(Exercise input)
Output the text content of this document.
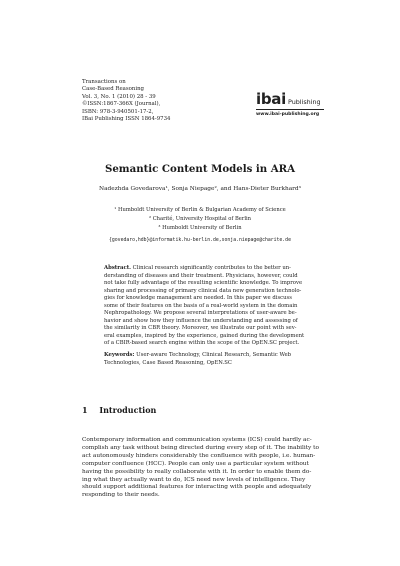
Transactions on
Case-Based Reasoning
Vol. 3, No. 1 (2010) 28 - 39
©ISSN:1867-366X (Journal),
ISBN: 978-3-940501-17-2,
IBai Publishing ISSN 1864-9734
ibai Publishing
www.ibai-publishing.org
Semantic Content Models in ARA
Nadezhda Govedarova¹, Sonja Niepage², and Hans-Dieter Burkhard³
¹ Humboldt University of Berlin & Bulgarian Academy of Science
² Charité, University Hospital of Berlin
³ Humboldt University of Berlin
{govedaro,hdb}@informatik.hu-berlin.de,sonja.niepage@charite.de
Abstract. Clinical research significantly contributes to the better un-
derstanding of diseases and their treatment. Physicians, however, could
not take fully advantage of the resulting scientific knowledge. To improve
sharing and processing of primary clinical data new generation technolo-
gies for knowledge management are needed. In this paper we discuss
some of their features on the basis of a real-world system in the domain
Nephropathology. We propose several interpretations of user-aware be-
havior and show how they influence the understanding and assessing of
the similarity in CBR theory. Moreover, we illustrate our point with sev-
eral examples, inspired by the experience, gained during the development
of a CBIR-based search engine within the scope of the OpEN.SC project.
Keywords: User-aware Technology, Clinical Research, Semantic Web
Technologies, Case Based Reasoning, OpEN.SC
1 Introduction
Contemporary information and communication systems (ICS) could hardly ac-
complish any task without being directed during every step of it. The inability to
act autonomously hinders considerably the confluence with people, i.e. human-
computer confluence (HCC). People can only use a particular system without
having the possibility to really collaborate with it. In order to enable them do-
ing what they actually want to do, ICS need new levels of intelligence. They
should support additional features for interacting with people and adequately
responding to their needs.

(What you should do) Gather each line from the entries above that includes the word "they".

(Expected answer)
havior and show how they influence the understanding and assessing of
ing what they actually want to do, ICS need new levels of intelligence. They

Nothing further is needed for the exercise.